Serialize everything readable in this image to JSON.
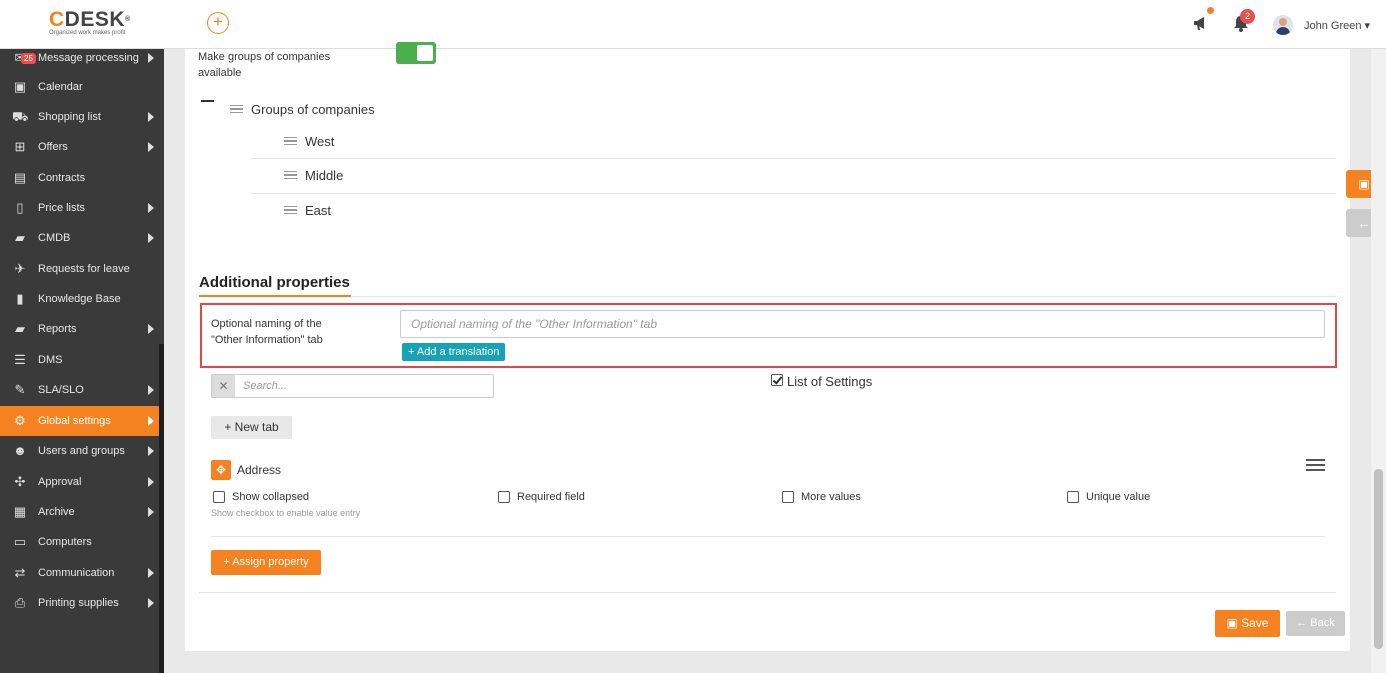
{
  "header": {
    "logo_text": "CDESK",
    "logo_tagline": "Organized work makes profit",
    "notifications_count": "2",
    "user_name": "John Green ▾"
  },
  "sidebar": {
    "message_badge": "25",
    "items": [
      {
        "label": "Message processing",
        "icon": "envelope-icon"
      },
      {
        "label": "Calendar",
        "icon": "calendar-icon"
      },
      {
        "label": "Shopping list",
        "icon": "cart-icon"
      },
      {
        "label": "Offers",
        "icon": "gift-icon"
      },
      {
        "label": "Contracts",
        "icon": "contract-icon"
      },
      {
        "label": "Price lists",
        "icon": "document-icon"
      },
      {
        "label": "CMDB",
        "icon": "folder-icon"
      },
      {
        "label": "Requests for leave",
        "icon": "plane-icon"
      },
      {
        "label": "Knowledge Base",
        "icon": "book-icon"
      },
      {
        "label": "Reports",
        "icon": "folder-icon"
      },
      {
        "label": "DMS",
        "icon": "database-icon"
      },
      {
        "label": "SLA/SLO",
        "icon": "wrench-icon"
      },
      {
        "label": "Global settings",
        "icon": "gears-icon"
      },
      {
        "label": "Users and groups",
        "icon": "users-icon"
      },
      {
        "label": "Approval",
        "icon": "arrows-icon"
      },
      {
        "label": "Archive",
        "icon": "archive-icon"
      },
      {
        "label": "Computers",
        "icon": "laptop-icon"
      },
      {
        "label": "Communication",
        "icon": "exchange-icon"
      },
      {
        "label": "Printing supplies",
        "icon": "printer-icon"
      }
    ]
  },
  "groups": {
    "make_available_label_1": "Make groups of companies",
    "make_available_label_2": "available",
    "make_available_on": true,
    "title": "Groups of companies",
    "items": [
      "West",
      "Middle",
      "East"
    ]
  },
  "additional": {
    "title": "Additional properties",
    "other_tab_label_1": "Optional naming of the",
    "other_tab_label_2": "\"Other Information\" tab",
    "other_tab_placeholder": "Optional naming of the \"Other Information\" tab",
    "add_translation": "+ Add a translation",
    "search_placeholder": "Search...",
    "list_of_settings": "List of Settings",
    "list_of_settings_checked": true,
    "new_tab": "+ New tab",
    "property_name": "Address",
    "show_collapsed": "Show collapsed",
    "show_collapsed_hint": "Show checkbox to enable value entry",
    "required_field": "Required field",
    "more_values": "More values",
    "unique_value": "Unique value",
    "assign_property": "+ Assign property"
  },
  "footer": {
    "save": "Save",
    "back": "Back"
  },
  "colors": {
    "accent": "#f58220",
    "sidebar_bg": "#3a3a3a",
    "toggle_on": "#4cae4c",
    "translate_btn": "#17a2b8",
    "highlight": "#e04848"
  }
}
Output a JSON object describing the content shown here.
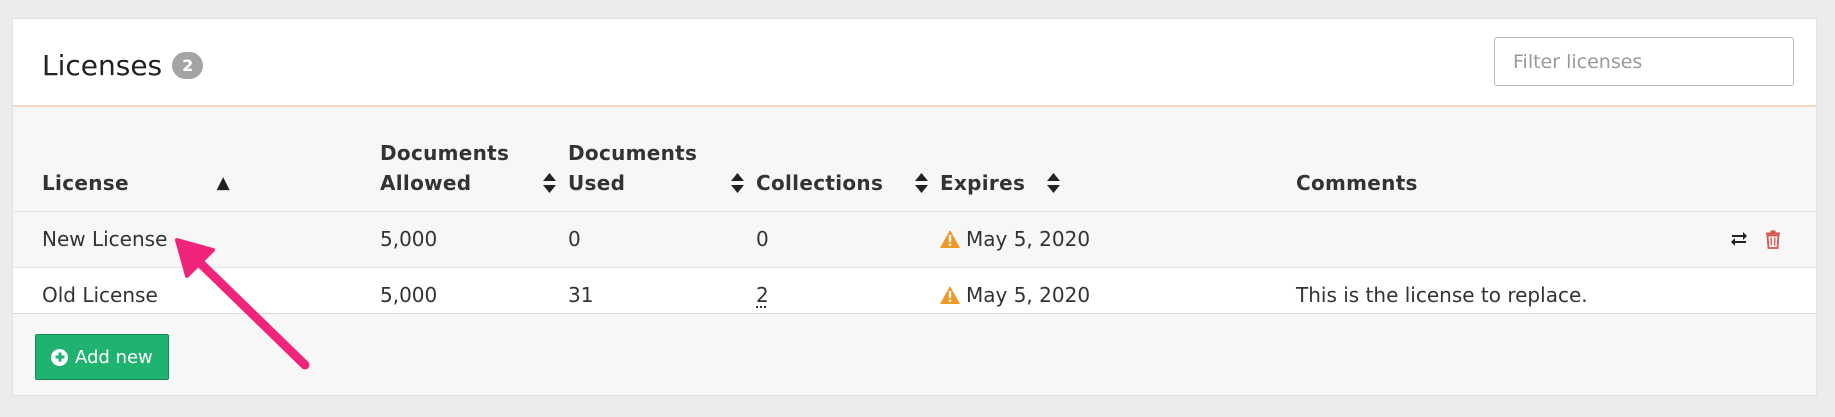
{
  "header": {
    "title": "Licenses",
    "count": "2",
    "filter_placeholder": "Filter licenses",
    "filter_value": ""
  },
  "table": {
    "columns": [
      {
        "line1": "License",
        "line2": "",
        "sort": "asc"
      },
      {
        "line1": "Documents",
        "line2": "Allowed",
        "sort": "both"
      },
      {
        "line1": "Documents",
        "line2": "Used",
        "sort": "both"
      },
      {
        "line1": "Collections",
        "line2": "",
        "sort": "both"
      },
      {
        "line1": "Expires",
        "line2": "",
        "sort": "both"
      },
      {
        "line1": "Comments",
        "line2": "",
        "sort": "none"
      }
    ],
    "sort_asc_glyph": "▲",
    "rows": [
      {
        "license": "New License",
        "documents_allowed": "5,000",
        "documents_used": "0",
        "collections": "0",
        "expires": "May 5, 2020",
        "comments": "",
        "actions": [
          "replace-icon",
          "trash-icon"
        ]
      },
      {
        "license": "Old License",
        "documents_allowed": "5,000",
        "documents_used": "31",
        "collections": "2",
        "expires": "May 5, 2020",
        "comments": "This is the license to replace.",
        "actions": []
      }
    ]
  },
  "footer": {
    "add_button_label": "Add new"
  },
  "colors": {
    "add_button": "#1fb36f",
    "warning": "#f0992b",
    "delete": "#d9534f",
    "header_divider": "#f5d5c1",
    "annotation_arrow": "#f0247a"
  }
}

## The exercise
All the records need to be repeated exactly, with the images dropped.

## Finished answer
Serialize everything readable in this image to JSON.
{
  "header": {
    "logo_text": "CDESK",
    "logo_tagline": "Organized work makes profit",
    "notifications_count": "2",
    "user_name": "John Green ▾"
  },
  "sidebar": {
    "message_badge": "25",
    "items": [
      {
        "label": "Message processing",
        "icon": "envelope-icon"
      },
      {
        "label": "Calendar",
        "icon": "calendar-icon"
      },
      {
        "label": "Shopping list",
        "icon": "cart-icon"
      },
      {
        "label": "Offers",
        "icon": "gift-icon"
      },
      {
        "label": "Contracts",
        "icon": "contract-icon"
      },
      {
        "label": "Price lists",
        "icon": "document-icon"
      },
      {
        "label": "CMDB",
        "icon": "folder-icon"
      },
      {
        "label": "Requests for leave",
        "icon": "plane-icon"
      },
      {
        "label": "Knowledge Base",
        "icon": "book-icon"
      },
      {
        "label": "Reports",
        "icon": "folder-icon"
      },
      {
        "label": "DMS",
        "icon": "database-icon"
      },
      {
        "label": "SLA/SLO",
        "icon": "wrench-icon"
      },
      {
        "label": "Global settings",
        "icon": "gears-icon"
      },
      {
        "label": "Users and groups",
        "icon": "users-icon"
      },
      {
        "label": "Approval",
        "icon": "arrows-icon"
      },
      {
        "label": "Archive",
        "icon": "archive-icon"
      },
      {
        "label": "Computers",
        "icon": "laptop-icon"
      },
      {
        "label": "Communication",
        "icon": "exchange-icon"
      },
      {
        "label": "Printing supplies",
        "icon": "printer-icon"
      }
    ]
  },
  "groups": {
    "make_available_label_1": "Make groups of companies",
    "make_available_label_2": "available",
    "make_available_on": true,
    "title": "Groups of companies",
    "items": [
      "West",
      "Middle",
      "East"
    ]
  },
  "additional": {
    "title": "Additional properties",
    "other_tab_label_1": "Optional naming of the",
    "other_tab_label_2": "\"Other Information\" tab",
    "other_tab_placeholder": "Optional naming of the \"Other Information\" tab",
    "add_translation": "+ Add a translation",
    "search_placeholder": "Search...",
    "list_of_settings": "List of Settings",
    "list_of_settings_checked": true,
    "new_tab": "+ New tab",
    "property_name": "Address",
    "show_collapsed": "Show collapsed",
    "show_collapsed_hint": "Show checkbox to enable value entry",
    "required_field": "Required field",
    "more_values": "More values",
    "unique_value": "Unique value",
    "assign_property": "+ Assign property"
  },
  "footer": {
    "save": "Save",
    "back": "Back"
  },
  "colors": {
    "accent": "#f58220",
    "sidebar_bg": "#3a3a3a",
    "toggle_on": "#4cae4c",
    "translate_btn": "#17a2b8",
    "highlight": "#e04848"
  }
}
Output a JSON object describing the content shown here.
{
  "header": {
    "title": "Licenses",
    "count": "2",
    "filter_placeholder": "Filter licenses",
    "filter_value": ""
  },
  "table": {
    "columns": [
      {
        "line1": "License",
        "line2": "",
        "sort": "asc"
      },
      {
        "line1": "Documents",
        "line2": "Allowed",
        "sort": "both"
      },
      {
        "line1": "Documents",
        "line2": "Used",
        "sort": "both"
      },
      {
        "line1": "Collections",
        "line2": "",
        "sort": "both"
      },
      {
        "line1": "Expires",
        "line2": "",
        "sort": "both"
      },
      {
        "line1": "Comments",
        "line2": "",
        "sort": "none"
      }
    ],
    "sort_asc_glyph": "▲",
    "rows": [
      {
        "license": "New License",
        "documents_allowed": "5,000",
        "documents_used": "0",
        "collections": "0",
        "expires": "May 5, 2020",
        "comments": "",
        "actions": [
          "replace-icon",
          "trash-icon"
        ]
      },
      {
        "license": "Old License",
        "documents_allowed": "5,000",
        "documents_used": "31",
        "collections": "2",
        "expires": "May 5, 2020",
        "comments": "This is the license to replace.",
        "actions": []
      }
    ]
  },
  "footer": {
    "add_button_label": "Add new"
  },
  "colors": {
    "add_button": "#1fb36f",
    "warning": "#f0992b",
    "delete": "#d9534f",
    "header_divider": "#f5d5c1",
    "annotation_arrow": "#f0247a"
  }
}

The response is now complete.